Every record must be transcribed in its entirety, apart from the images, which are to be omitted.

** begin Dataset excerpts **

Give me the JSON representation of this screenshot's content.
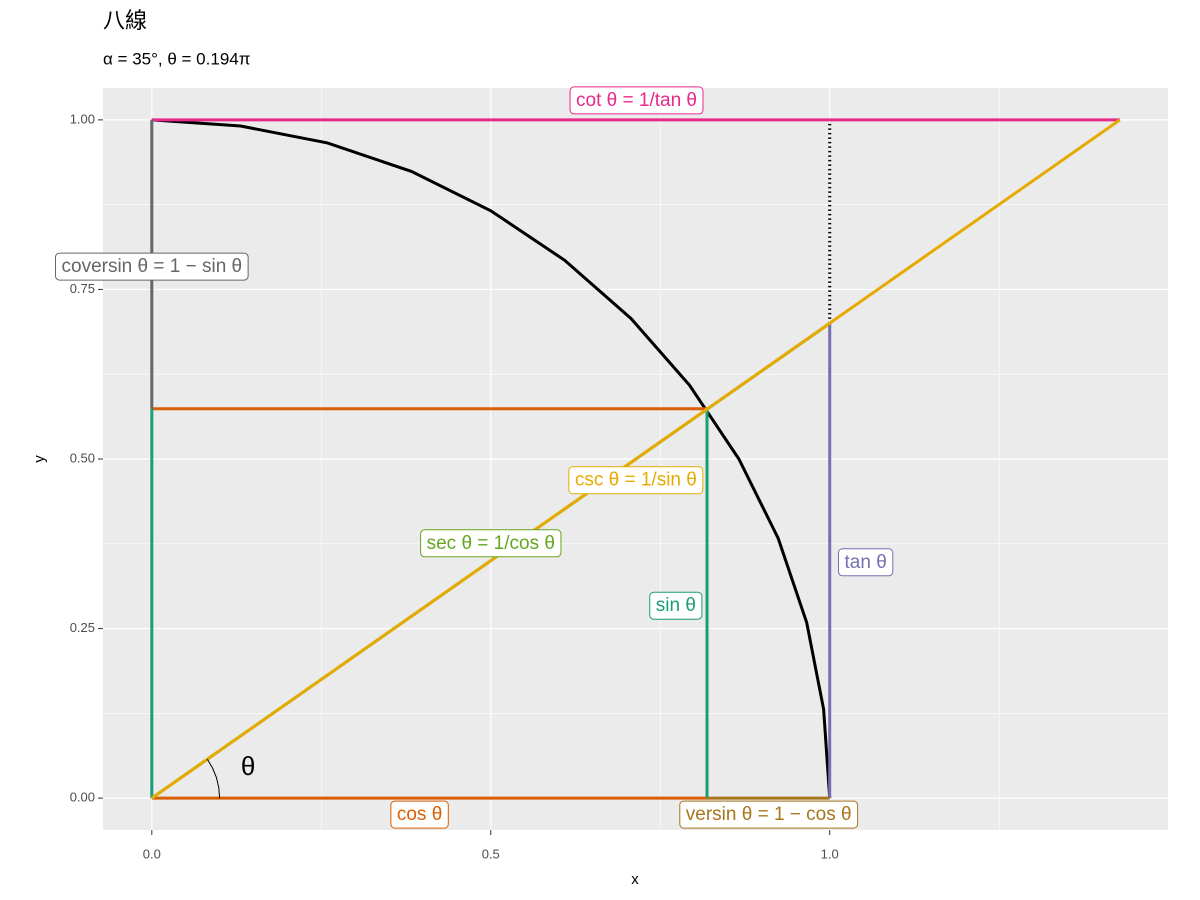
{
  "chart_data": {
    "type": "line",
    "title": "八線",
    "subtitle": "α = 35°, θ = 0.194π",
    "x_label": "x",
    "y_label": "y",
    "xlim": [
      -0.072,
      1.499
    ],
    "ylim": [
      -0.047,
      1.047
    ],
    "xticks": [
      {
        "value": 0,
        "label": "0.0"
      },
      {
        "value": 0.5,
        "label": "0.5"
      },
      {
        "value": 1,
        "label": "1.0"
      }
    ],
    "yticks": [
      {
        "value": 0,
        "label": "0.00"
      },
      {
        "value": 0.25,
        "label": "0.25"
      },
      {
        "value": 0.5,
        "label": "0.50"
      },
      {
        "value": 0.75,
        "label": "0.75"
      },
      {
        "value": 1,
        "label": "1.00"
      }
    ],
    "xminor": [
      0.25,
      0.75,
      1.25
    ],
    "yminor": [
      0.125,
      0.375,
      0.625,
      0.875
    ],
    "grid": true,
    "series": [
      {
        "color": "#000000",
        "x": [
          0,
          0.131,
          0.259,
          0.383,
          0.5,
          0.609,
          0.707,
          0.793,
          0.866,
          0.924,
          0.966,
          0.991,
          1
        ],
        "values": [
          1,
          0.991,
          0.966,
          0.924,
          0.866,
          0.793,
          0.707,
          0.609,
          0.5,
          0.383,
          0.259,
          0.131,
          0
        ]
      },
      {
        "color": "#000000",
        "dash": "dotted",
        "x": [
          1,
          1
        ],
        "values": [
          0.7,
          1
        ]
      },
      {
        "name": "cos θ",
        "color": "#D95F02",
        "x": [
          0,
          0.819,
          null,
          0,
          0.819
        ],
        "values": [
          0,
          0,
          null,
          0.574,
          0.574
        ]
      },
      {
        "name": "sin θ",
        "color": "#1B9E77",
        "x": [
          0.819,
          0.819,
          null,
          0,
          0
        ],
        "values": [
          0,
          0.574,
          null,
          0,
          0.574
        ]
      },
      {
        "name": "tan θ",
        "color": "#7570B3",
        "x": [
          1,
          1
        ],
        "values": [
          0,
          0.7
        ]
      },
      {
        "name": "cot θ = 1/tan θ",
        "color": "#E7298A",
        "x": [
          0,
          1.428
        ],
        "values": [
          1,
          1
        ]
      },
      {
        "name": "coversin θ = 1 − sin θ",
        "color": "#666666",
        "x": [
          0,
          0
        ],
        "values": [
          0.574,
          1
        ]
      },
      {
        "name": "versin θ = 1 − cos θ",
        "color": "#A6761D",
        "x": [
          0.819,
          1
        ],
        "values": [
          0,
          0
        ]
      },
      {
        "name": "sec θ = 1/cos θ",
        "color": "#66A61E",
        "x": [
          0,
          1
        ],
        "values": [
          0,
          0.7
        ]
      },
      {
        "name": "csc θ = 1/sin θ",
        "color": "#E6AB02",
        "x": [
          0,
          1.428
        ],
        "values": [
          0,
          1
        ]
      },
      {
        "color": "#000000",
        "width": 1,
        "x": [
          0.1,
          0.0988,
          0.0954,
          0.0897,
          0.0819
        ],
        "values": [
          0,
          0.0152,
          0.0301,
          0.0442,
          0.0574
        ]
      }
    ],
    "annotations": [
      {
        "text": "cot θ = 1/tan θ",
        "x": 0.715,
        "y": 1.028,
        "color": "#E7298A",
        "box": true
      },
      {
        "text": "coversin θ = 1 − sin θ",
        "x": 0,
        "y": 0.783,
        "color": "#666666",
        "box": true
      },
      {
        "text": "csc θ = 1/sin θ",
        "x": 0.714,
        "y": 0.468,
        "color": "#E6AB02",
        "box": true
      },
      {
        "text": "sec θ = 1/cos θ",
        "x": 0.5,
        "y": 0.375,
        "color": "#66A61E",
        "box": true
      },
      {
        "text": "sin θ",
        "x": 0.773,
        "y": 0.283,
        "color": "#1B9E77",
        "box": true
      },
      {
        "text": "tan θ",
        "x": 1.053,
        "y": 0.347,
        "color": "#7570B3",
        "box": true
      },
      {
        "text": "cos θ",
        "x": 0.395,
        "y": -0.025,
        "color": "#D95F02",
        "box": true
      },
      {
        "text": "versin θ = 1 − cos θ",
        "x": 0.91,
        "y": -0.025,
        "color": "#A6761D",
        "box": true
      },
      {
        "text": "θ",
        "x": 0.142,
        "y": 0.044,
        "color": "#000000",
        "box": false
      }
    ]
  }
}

** end Dataset excerpts **

**Solution to this task**
Give me the JSON representation of this screenshot's content.
{
  "chart_data": {
    "type": "line",
    "title": "八線",
    "subtitle": "α = 35°, θ = 0.194π",
    "x_label": "x",
    "y_label": "y",
    "xlim": [
      -0.072,
      1.499
    ],
    "ylim": [
      -0.047,
      1.047
    ],
    "xticks": [
      {
        "value": 0,
        "label": "0.0"
      },
      {
        "value": 0.5,
        "label": "0.5"
      },
      {
        "value": 1,
        "label": "1.0"
      }
    ],
    "yticks": [
      {
        "value": 0,
        "label": "0.00"
      },
      {
        "value": 0.25,
        "label": "0.25"
      },
      {
        "value": 0.5,
        "label": "0.50"
      },
      {
        "value": 0.75,
        "label": "0.75"
      },
      {
        "value": 1,
        "label": "1.00"
      }
    ],
    "xminor": [
      0.25,
      0.75,
      1.25
    ],
    "yminor": [
      0.125,
      0.375,
      0.625,
      0.875
    ],
    "grid": true,
    "series": [
      {
        "color": "#000000",
        "x": [
          0,
          0.131,
          0.259,
          0.383,
          0.5,
          0.609,
          0.707,
          0.793,
          0.866,
          0.924,
          0.966,
          0.991,
          1
        ],
        "values": [
          1,
          0.991,
          0.966,
          0.924,
          0.866,
          0.793,
          0.707,
          0.609,
          0.5,
          0.383,
          0.259,
          0.131,
          0
        ]
      },
      {
        "color": "#000000",
        "dash": "dotted",
        "x": [
          1,
          1
        ],
        "values": [
          0.7,
          1
        ]
      },
      {
        "name": "cos θ",
        "color": "#D95F02",
        "x": [
          0,
          0.819,
          null,
          0,
          0.819
        ],
        "values": [
          0,
          0,
          null,
          0.574,
          0.574
        ]
      },
      {
        "name": "sin θ",
        "color": "#1B9E77",
        "x": [
          0.819,
          0.819,
          null,
          0,
          0
        ],
        "values": [
          0,
          0.574,
          null,
          0,
          0.574
        ]
      },
      {
        "name": "tan θ",
        "color": "#7570B3",
        "x": [
          1,
          1
        ],
        "values": [
          0,
          0.7
        ]
      },
      {
        "name": "cot θ = 1/tan θ",
        "color": "#E7298A",
        "x": [
          0,
          1.428
        ],
        "values": [
          1,
          1
        ]
      },
      {
        "name": "coversin θ = 1 − sin θ",
        "color": "#666666",
        "x": [
          0,
          0
        ],
        "values": [
          0.574,
          1
        ]
      },
      {
        "name": "versin θ = 1 − cos θ",
        "color": "#A6761D",
        "x": [
          0.819,
          1
        ],
        "values": [
          0,
          0
        ]
      },
      {
        "name": "sec θ = 1/cos θ",
        "color": "#66A61E",
        "x": [
          0,
          1
        ],
        "values": [
          0,
          0.7
        ]
      },
      {
        "name": "csc θ = 1/sin θ",
        "color": "#E6AB02",
        "x": [
          0,
          1.428
        ],
        "values": [
          0,
          1
        ]
      },
      {
        "color": "#000000",
        "width": 1,
        "x": [
          0.1,
          0.0988,
          0.0954,
          0.0897,
          0.0819
        ],
        "values": [
          0,
          0.0152,
          0.0301,
          0.0442,
          0.0574
        ]
      }
    ],
    "annotations": [
      {
        "text": "cot θ = 1/tan θ",
        "x": 0.715,
        "y": 1.028,
        "color": "#E7298A",
        "box": true
      },
      {
        "text": "coversin θ = 1 − sin θ",
        "x": 0,
        "y": 0.783,
        "color": "#666666",
        "box": true
      },
      {
        "text": "csc θ = 1/sin θ",
        "x": 0.714,
        "y": 0.468,
        "color": "#E6AB02",
        "box": true
      },
      {
        "text": "sec θ = 1/cos θ",
        "x": 0.5,
        "y": 0.375,
        "color": "#66A61E",
        "box": true
      },
      {
        "text": "sin θ",
        "x": 0.773,
        "y": 0.283,
        "color": "#1B9E77",
        "box": true
      },
      {
        "text": "tan θ",
        "x": 1.053,
        "y": 0.347,
        "color": "#7570B3",
        "box": true
      },
      {
        "text": "cos θ",
        "x": 0.395,
        "y": -0.025,
        "color": "#D95F02",
        "box": true
      },
      {
        "text": "versin θ = 1 − cos θ",
        "x": 0.91,
        "y": -0.025,
        "color": "#A6761D",
        "box": true
      },
      {
        "text": "θ",
        "x": 0.142,
        "y": 0.044,
        "color": "#000000",
        "box": false
      }
    ]
  }
}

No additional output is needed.